This announcement does not constitute a recommendation concerning the Placing. This announcement
does not represent the announcement of a definitive agreement to proceed with the Placing and, accordingly, there can be no
certainty that the Placing will proceed. New Argen Holdings Limited and Credit Suisse reserve the right not to proceed with the
Placing or to vary the terms of the Placing in any way. Any investment decision to participate in the Placing must be made
solely on the basis of publicly available information. Such information is not the responsibility of, and has not been
independently verified by any of New Argen Holdings Limited or Credit Suisse or any of their respective affiliates, directors,
officers, employees, advisers or agents.
Apart from the responsibilities and liabilities, if any, which may be imposed on Credit Suisse by
the Financial Services and Markets Act 2000 or the regulatory regime established thereunder, none of Credit Suisse or any of its
affiliates, directors, officers, employees, advisers or agents accepts any responsibility whatsoever for, or makes any
representation or warranty, express or implied, as to the contents of this announcement or for any other statement made or
purported to be made by it, or on its behalf, in connection with the Placing. Such persons accordingly disclaim all and any
responsibility or liability, whether arising in tort, contract or otherwise (save as referred to above), which they might
otherwise have in respect of this announcement or any such statement.
Credit Suisse Securities (Europe) Limited, which is authorised by the Prudential Regulation
Authority and regulated by the Financial Conduct Authority and the Prudential Regulation Authority in the United Kingdom, is
acting only for New Argen Holdings Limited in connection with the Placing and will not be responsible to anyone other than New
Argen Holdings Limited for providing the protections offered to the clients of Credit Suisse or for providing advice in relation
to the Placing or any matters referred to in this announcement.
Credit Suisse Securities (Europe) Limited and any of its affiliates acting as an investor for its
own account may participate in the offering on a proprietary basis and in that capacity may retain, purchase or sell for their
own account certain securities referred to herein. In addition they may enter into financing arrangements and swaps with
investors in connection with which they may from time to time acquire, hold or dispose of certain securities referred to herein.
Credit Suisse Securities (Europe) Limited, does not intend to disclose the extent of any such investment or transactions
otherwise than in accordance with any legal or regulatory obligation to do so.
This document includes statements that are, or may be deemed to be, forward-looking statements.
These forward-looking statements may be identified by the use of forward-looking terminology, including the terms "intends",
"expects", "will", or "may", or, in each case, their negative or other variations or comparable terminology, or by discussions of
strategy, plans, objectives, goals, future events or intentions. These forward-looking statements include all matters that are
not historical facts. Any forward-looking statements are subject to risks relating to future events and assumptions relating to
CCH's business, in particular from changes in political conditions, economic conditions, evolving business strategy, or the
retail industry. No assurances can be given that the forward-looking statements in this document will be realised. As a result,
no undue reliance should be placed on these forward-looking statements as a prediction of actual results or otherwise.

> _Your instructions_
In the placing disclaimer, rewrite the passage starting at "Credit Suisse Securities (Europe) Limited and" and ending at "of certain securities referred to herein.", substituting "derivatives" for "swaps".

> _Provided material_
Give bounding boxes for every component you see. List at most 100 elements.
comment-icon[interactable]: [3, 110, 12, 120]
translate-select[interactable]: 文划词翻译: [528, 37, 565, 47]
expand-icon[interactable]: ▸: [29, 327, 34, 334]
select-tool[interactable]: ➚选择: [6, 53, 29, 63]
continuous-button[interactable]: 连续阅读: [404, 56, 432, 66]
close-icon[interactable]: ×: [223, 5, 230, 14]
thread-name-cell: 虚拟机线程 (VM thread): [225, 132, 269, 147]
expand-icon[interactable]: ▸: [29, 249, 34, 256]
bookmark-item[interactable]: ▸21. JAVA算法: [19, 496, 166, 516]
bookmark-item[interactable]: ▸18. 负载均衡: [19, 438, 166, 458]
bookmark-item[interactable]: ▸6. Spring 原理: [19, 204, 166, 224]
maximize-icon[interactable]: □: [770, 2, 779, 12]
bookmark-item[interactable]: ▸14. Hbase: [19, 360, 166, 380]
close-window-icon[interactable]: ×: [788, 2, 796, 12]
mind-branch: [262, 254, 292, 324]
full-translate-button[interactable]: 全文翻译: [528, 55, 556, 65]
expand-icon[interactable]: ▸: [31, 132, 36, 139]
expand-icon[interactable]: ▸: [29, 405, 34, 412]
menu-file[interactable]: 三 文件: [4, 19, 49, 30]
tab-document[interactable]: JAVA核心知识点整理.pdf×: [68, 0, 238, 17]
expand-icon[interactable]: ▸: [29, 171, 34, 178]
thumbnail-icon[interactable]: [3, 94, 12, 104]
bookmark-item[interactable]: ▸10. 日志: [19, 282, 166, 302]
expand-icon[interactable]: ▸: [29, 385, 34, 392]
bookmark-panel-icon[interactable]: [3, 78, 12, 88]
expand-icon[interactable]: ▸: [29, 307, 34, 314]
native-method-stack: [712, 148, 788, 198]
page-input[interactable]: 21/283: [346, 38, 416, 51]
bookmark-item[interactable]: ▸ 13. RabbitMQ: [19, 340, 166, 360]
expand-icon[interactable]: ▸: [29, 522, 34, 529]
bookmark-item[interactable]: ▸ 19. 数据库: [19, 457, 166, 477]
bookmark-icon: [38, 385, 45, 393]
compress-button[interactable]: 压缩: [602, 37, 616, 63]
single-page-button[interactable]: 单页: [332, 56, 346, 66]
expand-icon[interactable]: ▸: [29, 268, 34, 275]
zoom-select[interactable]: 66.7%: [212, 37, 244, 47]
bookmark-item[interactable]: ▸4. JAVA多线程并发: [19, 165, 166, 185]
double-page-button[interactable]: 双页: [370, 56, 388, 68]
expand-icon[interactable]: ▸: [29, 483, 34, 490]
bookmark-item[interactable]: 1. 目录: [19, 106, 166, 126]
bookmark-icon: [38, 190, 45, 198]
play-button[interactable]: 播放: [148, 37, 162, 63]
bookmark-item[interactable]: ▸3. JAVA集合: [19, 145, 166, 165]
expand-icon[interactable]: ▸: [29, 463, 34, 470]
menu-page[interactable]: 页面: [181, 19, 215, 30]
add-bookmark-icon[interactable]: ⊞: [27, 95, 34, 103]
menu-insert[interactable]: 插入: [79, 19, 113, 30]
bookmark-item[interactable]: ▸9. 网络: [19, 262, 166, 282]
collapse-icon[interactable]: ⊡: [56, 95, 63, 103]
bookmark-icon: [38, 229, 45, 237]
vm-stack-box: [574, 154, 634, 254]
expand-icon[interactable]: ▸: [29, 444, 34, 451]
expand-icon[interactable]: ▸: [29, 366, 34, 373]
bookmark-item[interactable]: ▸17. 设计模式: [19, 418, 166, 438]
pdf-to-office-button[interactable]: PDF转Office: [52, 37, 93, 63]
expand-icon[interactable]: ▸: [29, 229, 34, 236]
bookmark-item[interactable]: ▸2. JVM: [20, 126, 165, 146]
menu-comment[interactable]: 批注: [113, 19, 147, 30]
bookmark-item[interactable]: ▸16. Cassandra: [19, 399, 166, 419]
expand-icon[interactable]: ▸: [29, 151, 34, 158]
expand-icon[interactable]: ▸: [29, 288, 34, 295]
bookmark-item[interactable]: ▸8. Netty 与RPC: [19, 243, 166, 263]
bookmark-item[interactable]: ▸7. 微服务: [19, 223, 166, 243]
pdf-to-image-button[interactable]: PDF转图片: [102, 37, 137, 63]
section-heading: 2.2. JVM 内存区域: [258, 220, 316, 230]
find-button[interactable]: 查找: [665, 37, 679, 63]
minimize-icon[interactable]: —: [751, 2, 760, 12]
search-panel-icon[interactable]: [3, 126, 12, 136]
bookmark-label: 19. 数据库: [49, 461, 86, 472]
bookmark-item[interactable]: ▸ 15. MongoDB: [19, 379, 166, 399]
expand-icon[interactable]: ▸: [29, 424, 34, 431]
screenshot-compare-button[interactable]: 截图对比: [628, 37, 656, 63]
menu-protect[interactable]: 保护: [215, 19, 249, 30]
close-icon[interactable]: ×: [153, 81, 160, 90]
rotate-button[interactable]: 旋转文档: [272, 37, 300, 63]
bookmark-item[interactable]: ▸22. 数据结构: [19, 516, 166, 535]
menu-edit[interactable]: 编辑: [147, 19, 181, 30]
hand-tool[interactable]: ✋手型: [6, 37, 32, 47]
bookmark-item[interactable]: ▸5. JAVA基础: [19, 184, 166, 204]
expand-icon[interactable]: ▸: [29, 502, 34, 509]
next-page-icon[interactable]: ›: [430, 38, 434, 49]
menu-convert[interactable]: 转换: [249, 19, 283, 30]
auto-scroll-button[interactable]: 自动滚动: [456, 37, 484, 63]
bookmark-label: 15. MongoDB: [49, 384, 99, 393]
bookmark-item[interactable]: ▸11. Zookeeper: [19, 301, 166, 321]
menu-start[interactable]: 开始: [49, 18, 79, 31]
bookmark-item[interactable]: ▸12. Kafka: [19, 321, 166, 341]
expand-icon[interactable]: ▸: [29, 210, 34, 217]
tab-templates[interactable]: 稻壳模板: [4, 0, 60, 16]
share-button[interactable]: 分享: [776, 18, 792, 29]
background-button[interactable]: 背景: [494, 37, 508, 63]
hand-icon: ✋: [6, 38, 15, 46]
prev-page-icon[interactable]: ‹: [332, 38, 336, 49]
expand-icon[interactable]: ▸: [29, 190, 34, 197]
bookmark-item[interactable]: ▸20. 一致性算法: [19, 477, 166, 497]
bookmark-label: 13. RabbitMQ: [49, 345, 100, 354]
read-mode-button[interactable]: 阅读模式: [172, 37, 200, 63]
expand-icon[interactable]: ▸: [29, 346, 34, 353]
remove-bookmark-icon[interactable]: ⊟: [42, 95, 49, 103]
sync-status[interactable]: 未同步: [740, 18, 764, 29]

> _Task response_
Credit Suisse Securities (Europe) Limited and any of its affiliates acting as an investor for its
own account may participate in the offering on a proprietary basis and in that capacity may retain, purchase or sell for their
own account certain securities referred to herein. In addition they may enter into financing arrangements and derivatives with
investors in connection with which they may from time to time acquire, hold or dispose of certain securities referred to herein.